• _Aim_
Output every record word for word.

Extracted data entries:
──────────

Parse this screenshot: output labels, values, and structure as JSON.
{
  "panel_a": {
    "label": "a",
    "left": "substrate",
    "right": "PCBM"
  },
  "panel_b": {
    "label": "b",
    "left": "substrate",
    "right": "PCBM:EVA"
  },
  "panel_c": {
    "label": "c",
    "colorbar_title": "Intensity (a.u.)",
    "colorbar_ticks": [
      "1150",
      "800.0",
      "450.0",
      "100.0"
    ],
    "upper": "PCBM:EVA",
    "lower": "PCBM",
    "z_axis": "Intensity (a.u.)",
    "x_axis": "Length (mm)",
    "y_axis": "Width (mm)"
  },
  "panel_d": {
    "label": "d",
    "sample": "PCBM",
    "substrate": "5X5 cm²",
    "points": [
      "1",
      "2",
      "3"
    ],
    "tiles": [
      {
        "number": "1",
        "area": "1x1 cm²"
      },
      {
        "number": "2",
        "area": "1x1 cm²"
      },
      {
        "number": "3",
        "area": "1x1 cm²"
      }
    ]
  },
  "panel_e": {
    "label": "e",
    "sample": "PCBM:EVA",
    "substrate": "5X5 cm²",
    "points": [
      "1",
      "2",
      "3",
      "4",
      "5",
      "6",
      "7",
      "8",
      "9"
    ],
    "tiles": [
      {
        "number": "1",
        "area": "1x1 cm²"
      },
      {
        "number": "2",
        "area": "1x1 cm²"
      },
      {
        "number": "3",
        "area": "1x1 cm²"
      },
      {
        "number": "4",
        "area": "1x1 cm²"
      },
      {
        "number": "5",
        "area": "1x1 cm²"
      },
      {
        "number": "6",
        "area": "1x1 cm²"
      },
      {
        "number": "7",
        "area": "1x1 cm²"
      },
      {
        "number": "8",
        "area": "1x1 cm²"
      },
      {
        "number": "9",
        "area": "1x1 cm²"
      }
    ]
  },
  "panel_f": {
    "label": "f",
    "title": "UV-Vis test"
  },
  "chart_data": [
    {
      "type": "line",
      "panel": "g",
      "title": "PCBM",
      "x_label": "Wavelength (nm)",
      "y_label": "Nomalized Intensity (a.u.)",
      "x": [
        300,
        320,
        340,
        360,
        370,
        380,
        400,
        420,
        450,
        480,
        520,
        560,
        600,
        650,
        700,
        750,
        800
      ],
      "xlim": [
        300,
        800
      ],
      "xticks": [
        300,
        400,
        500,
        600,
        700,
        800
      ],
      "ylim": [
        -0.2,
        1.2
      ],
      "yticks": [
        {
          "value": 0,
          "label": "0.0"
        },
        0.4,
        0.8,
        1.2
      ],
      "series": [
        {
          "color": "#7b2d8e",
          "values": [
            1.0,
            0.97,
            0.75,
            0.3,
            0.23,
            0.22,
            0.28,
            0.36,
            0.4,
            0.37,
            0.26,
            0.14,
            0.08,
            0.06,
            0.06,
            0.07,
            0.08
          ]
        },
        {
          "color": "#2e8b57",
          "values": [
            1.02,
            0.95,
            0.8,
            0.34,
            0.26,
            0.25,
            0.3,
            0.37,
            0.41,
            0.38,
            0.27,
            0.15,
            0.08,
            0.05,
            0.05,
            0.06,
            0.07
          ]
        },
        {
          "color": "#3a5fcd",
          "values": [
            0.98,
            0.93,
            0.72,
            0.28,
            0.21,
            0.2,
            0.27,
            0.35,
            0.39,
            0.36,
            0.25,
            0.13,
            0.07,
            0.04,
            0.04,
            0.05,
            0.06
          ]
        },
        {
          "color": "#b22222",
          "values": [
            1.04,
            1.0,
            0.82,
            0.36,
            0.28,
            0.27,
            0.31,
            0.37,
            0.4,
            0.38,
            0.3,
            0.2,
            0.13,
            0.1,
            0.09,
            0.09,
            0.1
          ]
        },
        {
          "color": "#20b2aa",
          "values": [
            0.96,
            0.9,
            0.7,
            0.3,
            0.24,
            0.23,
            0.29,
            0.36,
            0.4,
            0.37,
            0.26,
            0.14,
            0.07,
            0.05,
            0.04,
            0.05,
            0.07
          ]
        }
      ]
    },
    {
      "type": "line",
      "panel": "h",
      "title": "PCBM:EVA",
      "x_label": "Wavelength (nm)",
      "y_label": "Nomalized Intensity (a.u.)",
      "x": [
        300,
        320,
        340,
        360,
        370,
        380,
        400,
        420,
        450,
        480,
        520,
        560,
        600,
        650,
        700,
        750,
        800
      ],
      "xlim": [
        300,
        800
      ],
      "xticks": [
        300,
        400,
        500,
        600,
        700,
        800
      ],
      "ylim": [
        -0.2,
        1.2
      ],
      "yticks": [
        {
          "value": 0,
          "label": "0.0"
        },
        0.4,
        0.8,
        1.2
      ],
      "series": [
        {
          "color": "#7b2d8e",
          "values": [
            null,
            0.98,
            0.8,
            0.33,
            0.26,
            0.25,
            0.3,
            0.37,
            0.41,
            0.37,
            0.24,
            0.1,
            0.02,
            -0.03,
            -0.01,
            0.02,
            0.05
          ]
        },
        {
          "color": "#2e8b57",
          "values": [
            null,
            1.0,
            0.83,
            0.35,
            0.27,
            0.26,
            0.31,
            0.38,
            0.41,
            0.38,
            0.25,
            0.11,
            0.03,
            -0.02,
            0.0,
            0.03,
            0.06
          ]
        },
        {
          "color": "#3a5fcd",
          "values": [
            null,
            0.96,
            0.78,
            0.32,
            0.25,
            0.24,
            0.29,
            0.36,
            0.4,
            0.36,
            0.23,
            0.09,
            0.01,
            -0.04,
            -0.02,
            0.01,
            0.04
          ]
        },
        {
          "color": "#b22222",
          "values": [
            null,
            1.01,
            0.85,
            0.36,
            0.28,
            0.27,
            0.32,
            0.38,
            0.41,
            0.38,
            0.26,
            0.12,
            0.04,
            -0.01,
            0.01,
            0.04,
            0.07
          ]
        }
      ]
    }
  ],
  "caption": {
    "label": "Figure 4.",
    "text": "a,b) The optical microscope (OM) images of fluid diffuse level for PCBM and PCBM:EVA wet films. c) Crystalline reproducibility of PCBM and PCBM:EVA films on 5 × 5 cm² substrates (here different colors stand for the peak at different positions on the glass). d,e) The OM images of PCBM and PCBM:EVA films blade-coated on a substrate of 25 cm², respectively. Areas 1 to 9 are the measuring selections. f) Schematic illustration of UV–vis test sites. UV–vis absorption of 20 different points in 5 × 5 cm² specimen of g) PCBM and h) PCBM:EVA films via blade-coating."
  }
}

──────────

• _Answer to this task_
Parse this screenshot: output labels, values, and structure as JSON.
{
  "panel_a": {
    "label": "a",
    "left": "substrate",
    "right": "PCBM"
  },
  "panel_b": {
    "label": "b",
    "left": "substrate",
    "right": "PCBM:EVA"
  },
  "panel_c": {
    "label": "c",
    "colorbar_title": "Intensity (a.u.)",
    "colorbar_ticks": [
      "1150",
      "800.0",
      "450.0",
      "100.0"
    ],
    "upper": "PCBM:EVA",
    "lower": "PCBM",
    "z_axis": "Intensity (a.u.)",
    "x_axis": "Length (mm)",
    "y_axis": "Width (mm)"
  },
  "panel_d": {
    "label": "d",
    "sample": "PCBM",
    "substrate": "5X5 cm²",
    "points": [
      "1",
      "2",
      "3"
    ],
    "tiles": [
      {
        "number": "1",
        "area": "1x1 cm²"
      },
      {
        "number": "2",
        "area": "1x1 cm²"
      },
      {
        "number": "3",
        "area": "1x1 cm²"
      }
    ]
  },
  "panel_e": {
    "label": "e",
    "sample": "PCBM:EVA",
    "substrate": "5X5 cm²",
    "points": [
      "1",
      "2",
      "3",
      "4",
      "5",
      "6",
      "7",
      "8",
      "9"
    ],
    "tiles": [
      {
        "number": "1",
        "area": "1x1 cm²"
      },
      {
        "number": "2",
        "area": "1x1 cm²"
      },
      {
        "number": "3",
        "area": "1x1 cm²"
      },
      {
        "number": "4",
        "area": "1x1 cm²"
      },
      {
        "number": "5",
        "area": "1x1 cm²"
      },
      {
        "number": "6",
        "area": "1x1 cm²"
      },
      {
        "number": "7",
        "area": "1x1 cm²"
      },
      {
        "number": "8",
        "area": "1x1 cm²"
      },
      {
        "number": "9",
        "area": "1x1 cm²"
      }
    ]
  },
  "panel_f": {
    "label": "f",
    "title": "UV-Vis test"
  },
  "chart_data": [
    {
      "type": "line",
      "panel": "g",
      "title": "PCBM",
      "x_label": "Wavelength (nm)",
      "y_label": "Nomalized Intensity (a.u.)",
      "x": [
        300,
        320,
        340,
        360,
        370,
        380,
        400,
        420,
        450,
        480,
        520,
        560,
        600,
        650,
        700,
        750,
        800
      ],
      "xlim": [
        300,
        800
      ],
      "xticks": [
        300,
        400,
        500,
        600,
        700,
        800
      ],
      "ylim": [
        -0.2,
        1.2
      ],
      "yticks": [
        {
          "value": 0,
          "label": "0.0"
        },
        0.4,
        0.8,
        1.2
      ],
      "series": [
        {
          "color": "#7b2d8e",
          "values": [
            1.0,
            0.97,
            0.75,
            0.3,
            0.23,
            0.22,
            0.28,
            0.36,
            0.4,
            0.37,
            0.26,
            0.14,
            0.08,
            0.06,
            0.06,
            0.07,
            0.08
          ]
        },
        {
          "color": "#2e8b57",
          "values": [
            1.02,
            0.95,
            0.8,
            0.34,
            0.26,
            0.25,
            0.3,
            0.37,
            0.41,
            0.38,
            0.27,
            0.15,
            0.08,
            0.05,
            0.05,
            0.06,
            0.07
          ]
        },
        {
          "color": "#3a5fcd",
          "values": [
            0.98,
            0.93,
            0.72,
            0.28,
            0.21,
            0.2,
            0.27,
            0.35,
            0.39,
            0.36,
            0.25,
            0.13,
            0.07,
            0.04,
            0.04,
            0.05,
            0.06
          ]
        },
        {
          "color": "#b22222",
          "values": [
            1.04,
            1.0,
            0.82,
            0.36,
            0.28,
            0.27,
            0.31,
            0.37,
            0.4,
            0.38,
            0.3,
            0.2,
            0.13,
            0.1,
            0.09,
            0.09,
            0.1
          ]
        },
        {
          "color": "#20b2aa",
          "values": [
            0.96,
            0.9,
            0.7,
            0.3,
            0.24,
            0.23,
            0.29,
            0.36,
            0.4,
            0.37,
            0.26,
            0.14,
            0.07,
            0.05,
            0.04,
            0.05,
            0.07
          ]
        }
      ]
    },
    {
      "type": "line",
      "panel": "h",
      "title": "PCBM:EVA",
      "x_label": "Wavelength (nm)",
      "y_label": "Nomalized Intensity (a.u.)",
      "x": [
        300,
        320,
        340,
        360,
        370,
        380,
        400,
        420,
        450,
        480,
        520,
        560,
        600,
        650,
        700,
        750,
        800
      ],
      "xlim": [
        300,
        800
      ],
      "xticks": [
        300,
        400,
        500,
        600,
        700,
        800
      ],
      "ylim": [
        -0.2,
        1.2
      ],
      "yticks": [
        {
          "value": 0,
          "label": "0.0"
        },
        0.4,
        0.8,
        1.2
      ],
      "series": [
        {
          "color": "#7b2d8e",
          "values": [
            null,
            0.98,
            0.8,
            0.33,
            0.26,
            0.25,
            0.3,
            0.37,
            0.41,
            0.37,
            0.24,
            0.1,
            0.02,
            -0.03,
            -0.01,
            0.02,
            0.05
          ]
        },
        {
          "color": "#2e8b57",
          "values": [
            null,
            1.0,
            0.83,
            0.35,
            0.27,
            0.26,
            0.31,
            0.38,
            0.41,
            0.38,
            0.25,
            0.11,
            0.03,
            -0.02,
            0.0,
            0.03,
            0.06
          ]
        },
        {
          "color": "#3a5fcd",
          "values": [
            null,
            0.96,
            0.78,
            0.32,
            0.25,
            0.24,
            0.29,
            0.36,
            0.4,
            0.36,
            0.23,
            0.09,
            0.01,
            -0.04,
            -0.02,
            0.01,
            0.04
          ]
        },
        {
          "color": "#b22222",
          "values": [
            null,
            1.01,
            0.85,
            0.36,
            0.28,
            0.27,
            0.32,
            0.38,
            0.41,
            0.38,
            0.26,
            0.12,
            0.04,
            -0.01,
            0.01,
            0.04,
            0.07
          ]
        }
      ]
    }
  ],
  "caption": {
    "label": "Figure 4.",
    "text": "a,b) The optical microscope (OM) images of fluid diffuse level for PCBM and PCBM:EVA wet films. c) Crystalline reproducibility of PCBM and PCBM:EVA films on 5 × 5 cm² substrates (here different colors stand for the peak at different positions on the glass). d,e) The OM images of PCBM and PCBM:EVA films blade-coated on a substrate of 25 cm², respectively. Areas 1 to 9 are the measuring selections. f) Schematic illustration of UV–vis test sites. UV–vis absorption of 20 different points in 5 × 5 cm² specimen of g) PCBM and h) PCBM:EVA films via blade-coating."
  }
}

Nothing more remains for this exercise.